What is asked
List each line of the data that holds the string "JSON", please.

(Collected data entries)
···
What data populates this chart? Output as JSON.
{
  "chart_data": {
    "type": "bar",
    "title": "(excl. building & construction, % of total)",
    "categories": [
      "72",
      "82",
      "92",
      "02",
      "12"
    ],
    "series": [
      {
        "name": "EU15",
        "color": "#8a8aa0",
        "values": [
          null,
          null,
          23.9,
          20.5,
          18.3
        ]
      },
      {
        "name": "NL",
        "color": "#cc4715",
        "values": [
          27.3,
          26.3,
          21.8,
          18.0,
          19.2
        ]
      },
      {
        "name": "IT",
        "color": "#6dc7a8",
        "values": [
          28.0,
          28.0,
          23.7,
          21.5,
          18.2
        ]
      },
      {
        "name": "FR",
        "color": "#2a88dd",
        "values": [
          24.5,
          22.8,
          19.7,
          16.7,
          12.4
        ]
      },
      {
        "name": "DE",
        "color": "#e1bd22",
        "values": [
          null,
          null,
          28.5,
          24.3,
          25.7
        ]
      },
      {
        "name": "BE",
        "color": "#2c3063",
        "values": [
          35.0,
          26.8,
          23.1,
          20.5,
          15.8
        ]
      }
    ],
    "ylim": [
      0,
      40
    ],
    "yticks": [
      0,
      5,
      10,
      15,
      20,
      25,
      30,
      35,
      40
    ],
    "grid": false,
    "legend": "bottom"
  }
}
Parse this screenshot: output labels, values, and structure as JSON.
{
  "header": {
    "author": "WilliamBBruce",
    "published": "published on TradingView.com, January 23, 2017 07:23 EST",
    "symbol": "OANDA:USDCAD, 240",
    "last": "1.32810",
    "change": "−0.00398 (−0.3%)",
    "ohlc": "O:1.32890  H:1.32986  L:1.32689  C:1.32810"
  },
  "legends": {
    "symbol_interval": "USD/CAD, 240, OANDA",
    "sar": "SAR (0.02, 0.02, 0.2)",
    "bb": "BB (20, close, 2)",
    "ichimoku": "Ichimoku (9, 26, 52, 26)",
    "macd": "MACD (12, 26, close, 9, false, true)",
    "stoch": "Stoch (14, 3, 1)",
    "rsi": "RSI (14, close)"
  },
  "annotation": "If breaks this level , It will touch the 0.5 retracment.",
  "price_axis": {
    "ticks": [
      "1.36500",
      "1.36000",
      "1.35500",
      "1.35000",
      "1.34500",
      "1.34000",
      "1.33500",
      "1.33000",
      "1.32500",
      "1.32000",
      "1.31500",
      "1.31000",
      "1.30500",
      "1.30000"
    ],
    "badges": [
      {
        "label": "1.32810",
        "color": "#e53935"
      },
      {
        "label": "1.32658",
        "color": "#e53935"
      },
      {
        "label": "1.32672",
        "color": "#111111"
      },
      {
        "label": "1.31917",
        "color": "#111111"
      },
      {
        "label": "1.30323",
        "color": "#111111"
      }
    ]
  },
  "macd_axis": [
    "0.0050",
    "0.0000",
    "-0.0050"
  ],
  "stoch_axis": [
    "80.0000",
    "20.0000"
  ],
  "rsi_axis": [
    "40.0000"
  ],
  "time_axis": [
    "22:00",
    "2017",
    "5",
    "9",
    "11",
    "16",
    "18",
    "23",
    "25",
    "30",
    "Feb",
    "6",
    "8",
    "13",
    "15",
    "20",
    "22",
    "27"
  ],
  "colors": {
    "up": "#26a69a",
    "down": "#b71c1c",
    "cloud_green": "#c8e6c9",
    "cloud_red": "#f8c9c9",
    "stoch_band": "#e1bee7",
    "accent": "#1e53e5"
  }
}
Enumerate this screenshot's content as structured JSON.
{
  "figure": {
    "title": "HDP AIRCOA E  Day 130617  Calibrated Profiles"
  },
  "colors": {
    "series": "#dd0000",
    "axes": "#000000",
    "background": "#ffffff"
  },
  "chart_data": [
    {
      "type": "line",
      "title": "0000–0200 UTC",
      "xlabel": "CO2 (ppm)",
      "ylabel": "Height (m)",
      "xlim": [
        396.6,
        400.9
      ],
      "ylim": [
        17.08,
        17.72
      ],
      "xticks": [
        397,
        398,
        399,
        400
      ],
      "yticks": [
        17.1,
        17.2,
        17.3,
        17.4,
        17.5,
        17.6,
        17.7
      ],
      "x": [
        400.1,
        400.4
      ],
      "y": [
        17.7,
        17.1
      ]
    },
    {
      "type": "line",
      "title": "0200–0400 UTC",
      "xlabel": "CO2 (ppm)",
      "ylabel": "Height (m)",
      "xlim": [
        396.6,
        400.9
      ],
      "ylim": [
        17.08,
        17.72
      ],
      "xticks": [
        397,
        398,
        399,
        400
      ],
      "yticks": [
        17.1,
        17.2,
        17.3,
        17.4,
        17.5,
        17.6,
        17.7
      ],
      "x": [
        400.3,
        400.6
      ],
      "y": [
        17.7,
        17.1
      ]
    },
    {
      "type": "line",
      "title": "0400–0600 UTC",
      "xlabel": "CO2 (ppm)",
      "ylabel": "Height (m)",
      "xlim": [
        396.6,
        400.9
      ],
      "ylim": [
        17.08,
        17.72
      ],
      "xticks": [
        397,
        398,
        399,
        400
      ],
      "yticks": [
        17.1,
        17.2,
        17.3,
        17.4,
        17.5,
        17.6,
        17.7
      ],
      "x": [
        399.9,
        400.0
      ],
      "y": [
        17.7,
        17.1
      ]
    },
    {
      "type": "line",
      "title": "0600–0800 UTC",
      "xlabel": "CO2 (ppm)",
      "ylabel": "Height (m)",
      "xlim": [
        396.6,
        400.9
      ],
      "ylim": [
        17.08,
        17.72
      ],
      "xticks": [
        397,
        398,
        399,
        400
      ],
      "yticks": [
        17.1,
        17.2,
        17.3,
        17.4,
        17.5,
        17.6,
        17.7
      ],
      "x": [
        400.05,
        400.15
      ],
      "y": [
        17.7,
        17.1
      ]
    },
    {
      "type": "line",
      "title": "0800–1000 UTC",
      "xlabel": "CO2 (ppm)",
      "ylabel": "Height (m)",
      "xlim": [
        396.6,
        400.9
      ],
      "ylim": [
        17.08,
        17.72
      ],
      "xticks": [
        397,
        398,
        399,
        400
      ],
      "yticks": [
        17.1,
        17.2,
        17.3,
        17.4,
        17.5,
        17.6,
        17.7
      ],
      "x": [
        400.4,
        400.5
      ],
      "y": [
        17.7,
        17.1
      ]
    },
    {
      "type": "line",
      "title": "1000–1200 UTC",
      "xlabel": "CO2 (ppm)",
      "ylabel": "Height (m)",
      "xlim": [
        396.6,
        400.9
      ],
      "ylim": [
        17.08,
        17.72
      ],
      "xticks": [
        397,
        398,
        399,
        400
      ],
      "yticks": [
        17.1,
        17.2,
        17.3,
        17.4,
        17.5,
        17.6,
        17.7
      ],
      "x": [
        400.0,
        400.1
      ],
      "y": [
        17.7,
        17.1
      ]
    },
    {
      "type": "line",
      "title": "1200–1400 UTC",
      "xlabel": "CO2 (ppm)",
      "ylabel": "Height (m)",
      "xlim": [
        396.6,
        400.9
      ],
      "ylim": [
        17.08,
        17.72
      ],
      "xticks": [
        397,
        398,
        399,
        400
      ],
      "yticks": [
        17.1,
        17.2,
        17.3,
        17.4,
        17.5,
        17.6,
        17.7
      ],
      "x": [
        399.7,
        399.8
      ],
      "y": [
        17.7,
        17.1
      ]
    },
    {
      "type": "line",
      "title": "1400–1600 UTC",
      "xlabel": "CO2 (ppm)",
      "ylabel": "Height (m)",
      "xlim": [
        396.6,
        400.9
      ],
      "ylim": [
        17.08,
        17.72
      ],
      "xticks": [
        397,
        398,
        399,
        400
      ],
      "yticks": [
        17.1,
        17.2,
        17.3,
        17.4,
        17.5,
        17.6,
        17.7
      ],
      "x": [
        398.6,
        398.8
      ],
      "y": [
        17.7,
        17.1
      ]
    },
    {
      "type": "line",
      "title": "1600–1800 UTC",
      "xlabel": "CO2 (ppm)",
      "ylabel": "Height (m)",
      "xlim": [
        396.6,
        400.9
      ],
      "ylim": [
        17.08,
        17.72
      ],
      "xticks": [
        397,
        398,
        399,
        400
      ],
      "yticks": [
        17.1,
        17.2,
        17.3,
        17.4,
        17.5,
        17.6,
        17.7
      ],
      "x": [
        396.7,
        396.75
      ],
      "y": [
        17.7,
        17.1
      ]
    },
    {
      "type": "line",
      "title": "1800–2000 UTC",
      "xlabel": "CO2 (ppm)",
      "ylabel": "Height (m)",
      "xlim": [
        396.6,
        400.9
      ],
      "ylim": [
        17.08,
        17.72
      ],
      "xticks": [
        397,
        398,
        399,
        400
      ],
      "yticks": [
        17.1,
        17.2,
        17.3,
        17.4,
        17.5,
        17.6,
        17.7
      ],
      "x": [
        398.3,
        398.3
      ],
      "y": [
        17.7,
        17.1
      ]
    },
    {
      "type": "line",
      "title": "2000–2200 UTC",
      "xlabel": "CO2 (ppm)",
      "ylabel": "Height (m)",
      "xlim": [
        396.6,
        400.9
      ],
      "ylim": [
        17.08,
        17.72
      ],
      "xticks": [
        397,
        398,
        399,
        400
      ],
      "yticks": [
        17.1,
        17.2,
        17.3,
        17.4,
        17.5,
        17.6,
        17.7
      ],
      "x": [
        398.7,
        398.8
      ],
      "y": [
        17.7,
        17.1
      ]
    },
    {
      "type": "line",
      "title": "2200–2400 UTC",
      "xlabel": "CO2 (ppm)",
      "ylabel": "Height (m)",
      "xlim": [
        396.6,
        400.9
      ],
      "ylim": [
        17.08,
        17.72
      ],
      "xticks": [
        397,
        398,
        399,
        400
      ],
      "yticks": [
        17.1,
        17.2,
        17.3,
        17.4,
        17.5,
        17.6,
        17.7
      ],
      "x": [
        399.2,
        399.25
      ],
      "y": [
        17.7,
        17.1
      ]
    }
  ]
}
···
Exercise answer
What data populates this chart? Output as JSON.
Parse this screenshot: output labels, values, and structure as JSON.
Enumerate this screenshot's content as structured JSON.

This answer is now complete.